What is expected: Write out every line of the material exactly as it appears.

(Raw records)
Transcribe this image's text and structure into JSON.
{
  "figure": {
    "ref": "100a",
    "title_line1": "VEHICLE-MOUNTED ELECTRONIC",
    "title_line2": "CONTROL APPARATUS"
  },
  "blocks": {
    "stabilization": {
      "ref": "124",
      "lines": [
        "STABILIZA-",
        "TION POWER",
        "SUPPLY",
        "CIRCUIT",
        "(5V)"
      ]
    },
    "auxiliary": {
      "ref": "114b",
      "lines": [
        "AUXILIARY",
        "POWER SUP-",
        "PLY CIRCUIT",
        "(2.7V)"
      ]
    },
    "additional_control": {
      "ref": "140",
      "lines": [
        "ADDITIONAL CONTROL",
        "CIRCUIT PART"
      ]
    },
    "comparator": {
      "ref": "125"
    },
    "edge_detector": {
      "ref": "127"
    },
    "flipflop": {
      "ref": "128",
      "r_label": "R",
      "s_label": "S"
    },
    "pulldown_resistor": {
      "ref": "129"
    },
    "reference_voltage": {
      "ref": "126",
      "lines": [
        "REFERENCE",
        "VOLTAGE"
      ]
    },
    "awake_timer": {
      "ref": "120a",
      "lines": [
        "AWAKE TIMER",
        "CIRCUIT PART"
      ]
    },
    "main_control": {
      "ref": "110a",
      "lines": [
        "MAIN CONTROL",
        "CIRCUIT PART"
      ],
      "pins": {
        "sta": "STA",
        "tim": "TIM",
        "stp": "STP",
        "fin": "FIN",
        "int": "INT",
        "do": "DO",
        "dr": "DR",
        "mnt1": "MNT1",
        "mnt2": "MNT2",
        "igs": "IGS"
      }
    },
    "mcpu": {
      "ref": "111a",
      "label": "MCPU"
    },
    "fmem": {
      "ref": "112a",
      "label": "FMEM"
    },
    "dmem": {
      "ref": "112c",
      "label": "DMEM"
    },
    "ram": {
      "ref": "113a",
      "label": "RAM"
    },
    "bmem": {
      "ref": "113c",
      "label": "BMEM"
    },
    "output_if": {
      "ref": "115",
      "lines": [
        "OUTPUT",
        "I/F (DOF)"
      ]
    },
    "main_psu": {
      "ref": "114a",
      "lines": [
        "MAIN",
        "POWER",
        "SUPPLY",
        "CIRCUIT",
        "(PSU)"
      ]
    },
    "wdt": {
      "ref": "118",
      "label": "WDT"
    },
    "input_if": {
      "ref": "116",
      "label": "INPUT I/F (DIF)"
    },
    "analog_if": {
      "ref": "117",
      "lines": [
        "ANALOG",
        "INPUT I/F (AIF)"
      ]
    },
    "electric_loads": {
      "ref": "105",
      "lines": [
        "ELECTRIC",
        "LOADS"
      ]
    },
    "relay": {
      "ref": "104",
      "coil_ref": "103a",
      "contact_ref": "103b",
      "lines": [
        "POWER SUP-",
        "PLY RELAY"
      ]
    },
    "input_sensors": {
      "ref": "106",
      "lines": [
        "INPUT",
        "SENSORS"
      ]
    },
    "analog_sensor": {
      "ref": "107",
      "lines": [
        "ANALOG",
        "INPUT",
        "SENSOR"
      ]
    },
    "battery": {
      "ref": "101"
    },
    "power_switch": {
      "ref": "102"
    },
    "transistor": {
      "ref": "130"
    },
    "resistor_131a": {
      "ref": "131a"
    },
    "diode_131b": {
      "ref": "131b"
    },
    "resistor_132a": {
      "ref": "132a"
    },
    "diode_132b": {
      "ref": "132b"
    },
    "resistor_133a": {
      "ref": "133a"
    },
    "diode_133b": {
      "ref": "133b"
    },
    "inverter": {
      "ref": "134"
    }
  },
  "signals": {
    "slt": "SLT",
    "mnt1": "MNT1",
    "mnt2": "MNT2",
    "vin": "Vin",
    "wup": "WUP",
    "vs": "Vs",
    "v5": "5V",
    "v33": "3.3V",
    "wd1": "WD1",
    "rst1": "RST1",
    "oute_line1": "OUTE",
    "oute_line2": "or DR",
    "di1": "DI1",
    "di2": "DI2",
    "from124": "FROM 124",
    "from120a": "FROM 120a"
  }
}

Answer:
Transcribe this image's text and structure into JSON.
{
  "figure": {
    "ref": "100a",
    "title_line1": "VEHICLE-MOUNTED ELECTRONIC",
    "title_line2": "CONTROL APPARATUS"
  },
  "blocks": {
    "stabilization": {
      "ref": "124",
      "lines": [
        "STABILIZA-",
        "TION POWER",
        "SUPPLY",
        "CIRCUIT",
        "(5V)"
      ]
    },
    "auxiliary": {
      "ref": "114b",
      "lines": [
        "AUXILIARY",
        "POWER SUP-",
        "PLY CIRCUIT",
        "(2.7V)"
      ]
    },
    "additional_control": {
      "ref": "140",
      "lines": [
        "ADDITIONAL CONTROL",
        "CIRCUIT PART"
      ]
    },
    "comparator": {
      "ref": "125"
    },
    "edge_detector": {
      "ref": "127"
    },
    "flipflop": {
      "ref": "128",
      "r_label": "R",
      "s_label": "S"
    },
    "pulldown_resistor": {
      "ref": "129"
    },
    "reference_voltage": {
      "ref": "126",
      "lines": [
        "REFERENCE",
        "VOLTAGE"
      ]
    },
    "awake_timer": {
      "ref": "120a",
      "lines": [
        "AWAKE TIMER",
        "CIRCUIT PART"
      ]
    },
    "main_control": {
      "ref": "110a",
      "lines": [
        "MAIN CONTROL",
        "CIRCUIT PART"
      ],
      "pins": {
        "sta": "STA",
        "tim": "TIM",
        "stp": "STP",
        "fin": "FIN",
        "int": "INT",
        "do": "DO",
        "dr": "DR",
        "mnt1": "MNT1",
        "mnt2": "MNT2",
        "igs": "IGS"
      }
    },
    "mcpu": {
      "ref": "111a",
      "label": "MCPU"
    },
    "fmem": {
      "ref": "112a",
      "label": "FMEM"
    },
    "dmem": {
      "ref": "112c",
      "label": "DMEM"
    },
    "ram": {
      "ref": "113a",
      "label": "RAM"
    },
    "bmem": {
      "ref": "113c",
      "label": "BMEM"
    },
    "output_if": {
      "ref": "115",
      "lines": [
        "OUTPUT",
        "I/F (DOF)"
      ]
    },
    "main_psu": {
      "ref": "114a",
      "lines": [
        "MAIN",
        "POWER",
        "SUPPLY",
        "CIRCUIT",
        "(PSU)"
      ]
    },
    "wdt": {
      "ref": "118",
      "label": "WDT"
    },
    "input_if": {
      "ref": "116",
      "label": "INPUT I/F (DIF)"
    },
    "analog_if": {
      "ref": "117",
      "lines": [
        "ANALOG",
        "INPUT I/F (AIF)"
      ]
    },
    "electric_loads": {
      "ref": "105",
      "lines": [
        "ELECTRIC",
        "LOADS"
      ]
    },
    "relay": {
      "ref": "104",
      "coil_ref": "103a",
      "contact_ref": "103b",
      "lines": [
        "POWER SUP-",
        "PLY RELAY"
      ]
    },
    "input_sensors": {
      "ref": "106",
      "lines": [
        "INPUT",
        "SENSORS"
      ]
    },
    "analog_sensor": {
      "ref": "107",
      "lines": [
        "ANALOG",
        "INPUT",
        "SENSOR"
      ]
    },
    "battery": {
      "ref": "101"
    },
    "power_switch": {
      "ref": "102"
    },
    "transistor": {
      "ref": "130"
    },
    "resistor_131a": {
      "ref": "131a"
    },
    "diode_131b": {
      "ref": "131b"
    },
    "resistor_132a": {
      "ref": "132a"
    },
    "diode_132b": {
      "ref": "132b"
    },
    "resistor_133a": {
      "ref": "133a"
    },
    "diode_133b": {
      "ref": "133b"
    },
    "inverter": {
      "ref": "134"
    }
  },
  "signals": {
    "slt": "SLT",
    "mnt1": "MNT1",
    "mnt2": "MNT2",
    "vin": "Vin",
    "wup": "WUP",
    "vs": "Vs",
    "v5": "5V",
    "v33": "3.3V",
    "wd1": "WD1",
    "rst1": "RST1",
    "oute_line1": "OUTE",
    "oute_line2": "or DR",
    "di1": "DI1",
    "di2": "DI2",
    "from124": "FROM 124",
    "from120a": "FROM 120a"
  }
}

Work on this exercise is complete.